> GIVEN EXERCISE:
Tally all lines containing the word "this". Give the number alone.

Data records
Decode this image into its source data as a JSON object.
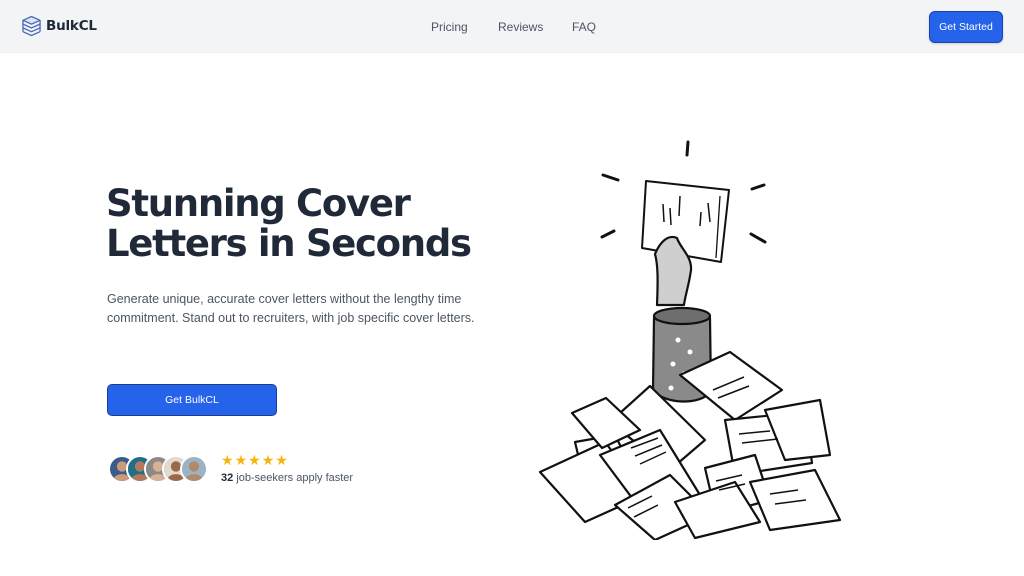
{
  "header": {
    "logo_text": "BulkCL",
    "nav": [
      "Pricing",
      "Reviews",
      "FAQ"
    ],
    "cta_label": "Get Started"
  },
  "hero": {
    "title_line1": "Stunning Cover",
    "title_line2": "Letters in Seconds",
    "description": "Generate unique, accurate cover letters without the lengthy time commitment. Stand out to recruiters, with job specific cover letters.",
    "cta_label": "Get BulkCL"
  },
  "social_proof": {
    "rating_stars": 5,
    "star_glyph": "★",
    "count": "32",
    "text": "job-seekers apply faster",
    "avatars": [
      {
        "bg": "#3b5b8a",
        "skin": "#c99b7a"
      },
      {
        "bg": "#1f6f8b",
        "skin": "#b27a5a"
      },
      {
        "bg": "#8d8a86",
        "skin": "#d8b096"
      },
      {
        "bg": "#e3d9cc",
        "skin": "#9a6a48"
      },
      {
        "bg": "#9bb3c7",
        "skin": "#b08a6a"
      }
    ]
  },
  "colors": {
    "accent": "#2563eb",
    "star": "#f5b50a",
    "header_bg": "#f3f4f6"
  },
  "icons": {
    "logo": "stacked-layers-icon",
    "rating": "star-icon"
  }
}
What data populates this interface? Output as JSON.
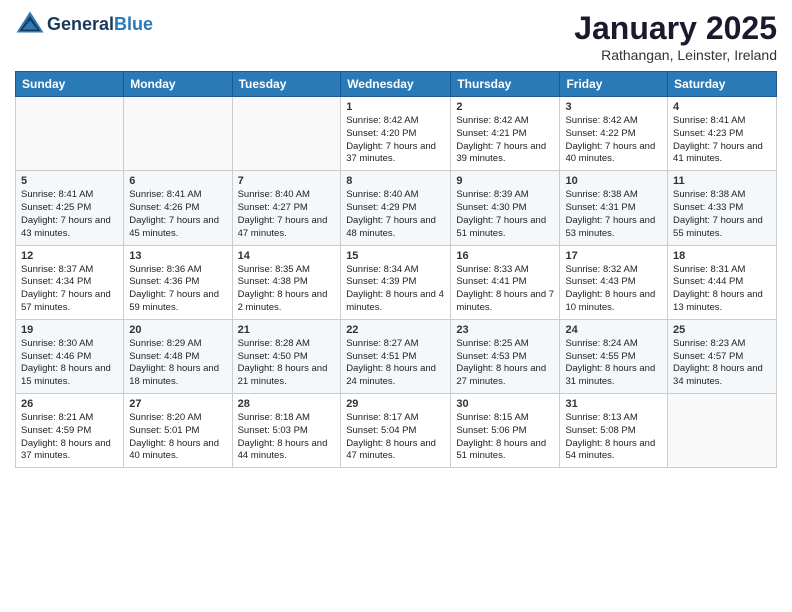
{
  "header": {
    "logo_line1": "General",
    "logo_line2": "Blue",
    "month_title": "January 2025",
    "location": "Rathangan, Leinster, Ireland"
  },
  "days_of_week": [
    "Sunday",
    "Monday",
    "Tuesday",
    "Wednesday",
    "Thursday",
    "Friday",
    "Saturday"
  ],
  "weeks": [
    [
      {
        "day": "",
        "info": ""
      },
      {
        "day": "",
        "info": ""
      },
      {
        "day": "",
        "info": ""
      },
      {
        "day": "1",
        "info": "Sunrise: 8:42 AM\nSunset: 4:20 PM\nDaylight: 7 hours and 37 minutes."
      },
      {
        "day": "2",
        "info": "Sunrise: 8:42 AM\nSunset: 4:21 PM\nDaylight: 7 hours and 39 minutes."
      },
      {
        "day": "3",
        "info": "Sunrise: 8:42 AM\nSunset: 4:22 PM\nDaylight: 7 hours and 40 minutes."
      },
      {
        "day": "4",
        "info": "Sunrise: 8:41 AM\nSunset: 4:23 PM\nDaylight: 7 hours and 41 minutes."
      }
    ],
    [
      {
        "day": "5",
        "info": "Sunrise: 8:41 AM\nSunset: 4:25 PM\nDaylight: 7 hours and 43 minutes."
      },
      {
        "day": "6",
        "info": "Sunrise: 8:41 AM\nSunset: 4:26 PM\nDaylight: 7 hours and 45 minutes."
      },
      {
        "day": "7",
        "info": "Sunrise: 8:40 AM\nSunset: 4:27 PM\nDaylight: 7 hours and 47 minutes."
      },
      {
        "day": "8",
        "info": "Sunrise: 8:40 AM\nSunset: 4:29 PM\nDaylight: 7 hours and 48 minutes."
      },
      {
        "day": "9",
        "info": "Sunrise: 8:39 AM\nSunset: 4:30 PM\nDaylight: 7 hours and 51 minutes."
      },
      {
        "day": "10",
        "info": "Sunrise: 8:38 AM\nSunset: 4:31 PM\nDaylight: 7 hours and 53 minutes."
      },
      {
        "day": "11",
        "info": "Sunrise: 8:38 AM\nSunset: 4:33 PM\nDaylight: 7 hours and 55 minutes."
      }
    ],
    [
      {
        "day": "12",
        "info": "Sunrise: 8:37 AM\nSunset: 4:34 PM\nDaylight: 7 hours and 57 minutes."
      },
      {
        "day": "13",
        "info": "Sunrise: 8:36 AM\nSunset: 4:36 PM\nDaylight: 7 hours and 59 minutes."
      },
      {
        "day": "14",
        "info": "Sunrise: 8:35 AM\nSunset: 4:38 PM\nDaylight: 8 hours and 2 minutes."
      },
      {
        "day": "15",
        "info": "Sunrise: 8:34 AM\nSunset: 4:39 PM\nDaylight: 8 hours and 4 minutes."
      },
      {
        "day": "16",
        "info": "Sunrise: 8:33 AM\nSunset: 4:41 PM\nDaylight: 8 hours and 7 minutes."
      },
      {
        "day": "17",
        "info": "Sunrise: 8:32 AM\nSunset: 4:43 PM\nDaylight: 8 hours and 10 minutes."
      },
      {
        "day": "18",
        "info": "Sunrise: 8:31 AM\nSunset: 4:44 PM\nDaylight: 8 hours and 13 minutes."
      }
    ],
    [
      {
        "day": "19",
        "info": "Sunrise: 8:30 AM\nSunset: 4:46 PM\nDaylight: 8 hours and 15 minutes."
      },
      {
        "day": "20",
        "info": "Sunrise: 8:29 AM\nSunset: 4:48 PM\nDaylight: 8 hours and 18 minutes."
      },
      {
        "day": "21",
        "info": "Sunrise: 8:28 AM\nSunset: 4:50 PM\nDaylight: 8 hours and 21 minutes."
      },
      {
        "day": "22",
        "info": "Sunrise: 8:27 AM\nSunset: 4:51 PM\nDaylight: 8 hours and 24 minutes."
      },
      {
        "day": "23",
        "info": "Sunrise: 8:25 AM\nSunset: 4:53 PM\nDaylight: 8 hours and 27 minutes."
      },
      {
        "day": "24",
        "info": "Sunrise: 8:24 AM\nSunset: 4:55 PM\nDaylight: 8 hours and 31 minutes."
      },
      {
        "day": "25",
        "info": "Sunrise: 8:23 AM\nSunset: 4:57 PM\nDaylight: 8 hours and 34 minutes."
      }
    ],
    [
      {
        "day": "26",
        "info": "Sunrise: 8:21 AM\nSunset: 4:59 PM\nDaylight: 8 hours and 37 minutes."
      },
      {
        "day": "27",
        "info": "Sunrise: 8:20 AM\nSunset: 5:01 PM\nDaylight: 8 hours and 40 minutes."
      },
      {
        "day": "28",
        "info": "Sunrise: 8:18 AM\nSunset: 5:03 PM\nDaylight: 8 hours and 44 minutes."
      },
      {
        "day": "29",
        "info": "Sunrise: 8:17 AM\nSunset: 5:04 PM\nDaylight: 8 hours and 47 minutes."
      },
      {
        "day": "30",
        "info": "Sunrise: 8:15 AM\nSunset: 5:06 PM\nDaylight: 8 hours and 51 minutes."
      },
      {
        "day": "31",
        "info": "Sunrise: 8:13 AM\nSunset: 5:08 PM\nDaylight: 8 hours and 54 minutes."
      },
      {
        "day": "",
        "info": ""
      }
    ]
  ]
}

> EXPECTED ANSWER:
2